* WHAT THE TASK REQUIRES
Go through the listing below and list every line with "name".

══ RECORDS FOR THIS TASK ══

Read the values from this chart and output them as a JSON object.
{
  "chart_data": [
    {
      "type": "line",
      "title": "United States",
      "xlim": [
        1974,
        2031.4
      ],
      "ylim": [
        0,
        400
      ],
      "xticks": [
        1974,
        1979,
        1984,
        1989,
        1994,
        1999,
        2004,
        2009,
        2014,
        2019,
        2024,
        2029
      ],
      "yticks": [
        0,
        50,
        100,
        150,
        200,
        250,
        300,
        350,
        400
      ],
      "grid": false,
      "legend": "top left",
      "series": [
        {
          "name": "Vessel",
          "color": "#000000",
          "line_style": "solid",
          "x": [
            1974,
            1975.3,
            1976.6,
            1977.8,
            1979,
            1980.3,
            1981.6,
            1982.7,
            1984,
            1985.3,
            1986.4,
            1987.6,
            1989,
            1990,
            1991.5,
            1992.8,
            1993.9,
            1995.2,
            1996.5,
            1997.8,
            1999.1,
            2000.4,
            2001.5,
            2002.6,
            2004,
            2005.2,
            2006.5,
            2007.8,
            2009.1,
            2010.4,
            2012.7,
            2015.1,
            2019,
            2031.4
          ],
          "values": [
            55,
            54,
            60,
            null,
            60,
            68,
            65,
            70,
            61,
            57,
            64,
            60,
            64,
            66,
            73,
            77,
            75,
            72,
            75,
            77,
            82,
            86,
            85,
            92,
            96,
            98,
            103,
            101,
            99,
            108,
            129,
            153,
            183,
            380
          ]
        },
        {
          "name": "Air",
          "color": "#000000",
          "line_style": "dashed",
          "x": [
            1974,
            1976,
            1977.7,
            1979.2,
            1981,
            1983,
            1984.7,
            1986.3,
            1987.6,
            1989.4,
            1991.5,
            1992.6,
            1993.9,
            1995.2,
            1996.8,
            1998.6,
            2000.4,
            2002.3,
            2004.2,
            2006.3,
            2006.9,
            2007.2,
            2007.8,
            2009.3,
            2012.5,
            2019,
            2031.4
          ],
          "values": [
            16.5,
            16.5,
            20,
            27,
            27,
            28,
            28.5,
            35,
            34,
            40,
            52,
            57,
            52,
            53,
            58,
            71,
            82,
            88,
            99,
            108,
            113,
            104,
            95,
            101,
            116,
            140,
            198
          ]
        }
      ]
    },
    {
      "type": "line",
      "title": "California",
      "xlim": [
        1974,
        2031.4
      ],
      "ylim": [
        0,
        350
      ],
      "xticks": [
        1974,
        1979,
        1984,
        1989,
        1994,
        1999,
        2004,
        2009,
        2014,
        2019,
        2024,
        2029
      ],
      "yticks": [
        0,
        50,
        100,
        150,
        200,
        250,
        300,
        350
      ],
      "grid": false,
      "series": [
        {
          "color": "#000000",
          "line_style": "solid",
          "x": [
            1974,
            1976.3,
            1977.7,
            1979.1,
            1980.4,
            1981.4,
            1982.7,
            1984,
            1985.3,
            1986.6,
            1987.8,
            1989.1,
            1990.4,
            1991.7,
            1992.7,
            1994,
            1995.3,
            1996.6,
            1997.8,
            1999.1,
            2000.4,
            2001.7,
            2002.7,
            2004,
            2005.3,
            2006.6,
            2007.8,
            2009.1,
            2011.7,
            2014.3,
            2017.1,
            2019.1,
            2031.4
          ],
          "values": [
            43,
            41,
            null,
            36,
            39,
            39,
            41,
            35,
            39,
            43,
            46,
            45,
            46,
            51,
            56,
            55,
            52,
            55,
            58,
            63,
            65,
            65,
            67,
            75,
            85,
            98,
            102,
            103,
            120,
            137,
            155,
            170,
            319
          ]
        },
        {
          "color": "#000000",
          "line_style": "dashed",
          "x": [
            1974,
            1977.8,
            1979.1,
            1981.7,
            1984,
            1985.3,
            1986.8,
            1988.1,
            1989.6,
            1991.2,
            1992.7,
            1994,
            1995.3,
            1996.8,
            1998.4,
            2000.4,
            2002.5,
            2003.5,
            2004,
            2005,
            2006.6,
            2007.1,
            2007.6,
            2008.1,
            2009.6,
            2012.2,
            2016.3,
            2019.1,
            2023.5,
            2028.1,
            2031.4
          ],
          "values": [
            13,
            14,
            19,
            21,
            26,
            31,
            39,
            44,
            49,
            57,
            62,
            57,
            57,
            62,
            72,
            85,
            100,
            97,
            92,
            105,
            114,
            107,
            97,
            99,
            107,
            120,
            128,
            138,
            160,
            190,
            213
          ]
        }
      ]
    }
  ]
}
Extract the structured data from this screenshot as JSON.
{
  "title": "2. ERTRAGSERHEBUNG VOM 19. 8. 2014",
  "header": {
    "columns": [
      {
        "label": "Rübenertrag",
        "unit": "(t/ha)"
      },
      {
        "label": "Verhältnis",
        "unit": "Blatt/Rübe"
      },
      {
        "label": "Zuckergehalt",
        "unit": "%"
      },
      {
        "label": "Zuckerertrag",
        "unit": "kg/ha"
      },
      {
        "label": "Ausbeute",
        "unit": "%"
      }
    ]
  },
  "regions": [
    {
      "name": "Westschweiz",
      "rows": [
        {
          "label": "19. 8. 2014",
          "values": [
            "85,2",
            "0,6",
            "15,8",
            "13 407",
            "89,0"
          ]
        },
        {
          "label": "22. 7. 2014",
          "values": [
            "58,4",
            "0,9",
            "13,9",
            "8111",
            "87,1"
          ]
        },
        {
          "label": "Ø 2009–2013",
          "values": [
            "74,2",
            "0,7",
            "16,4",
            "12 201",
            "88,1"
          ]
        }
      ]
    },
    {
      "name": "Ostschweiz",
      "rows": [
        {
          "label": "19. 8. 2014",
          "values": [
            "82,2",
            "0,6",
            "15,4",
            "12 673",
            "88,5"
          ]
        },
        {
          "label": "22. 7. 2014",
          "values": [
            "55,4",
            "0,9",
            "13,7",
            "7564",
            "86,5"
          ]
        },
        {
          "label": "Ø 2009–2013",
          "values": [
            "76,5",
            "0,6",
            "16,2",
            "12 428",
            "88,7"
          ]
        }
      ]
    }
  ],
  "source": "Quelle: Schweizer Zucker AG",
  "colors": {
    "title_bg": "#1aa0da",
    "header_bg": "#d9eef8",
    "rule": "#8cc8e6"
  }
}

═══

* TASK ANSWER
          "name": "Vessel",
          "name": "Air",
      "name": "Westschweiz",
      "name": "Ostschweiz",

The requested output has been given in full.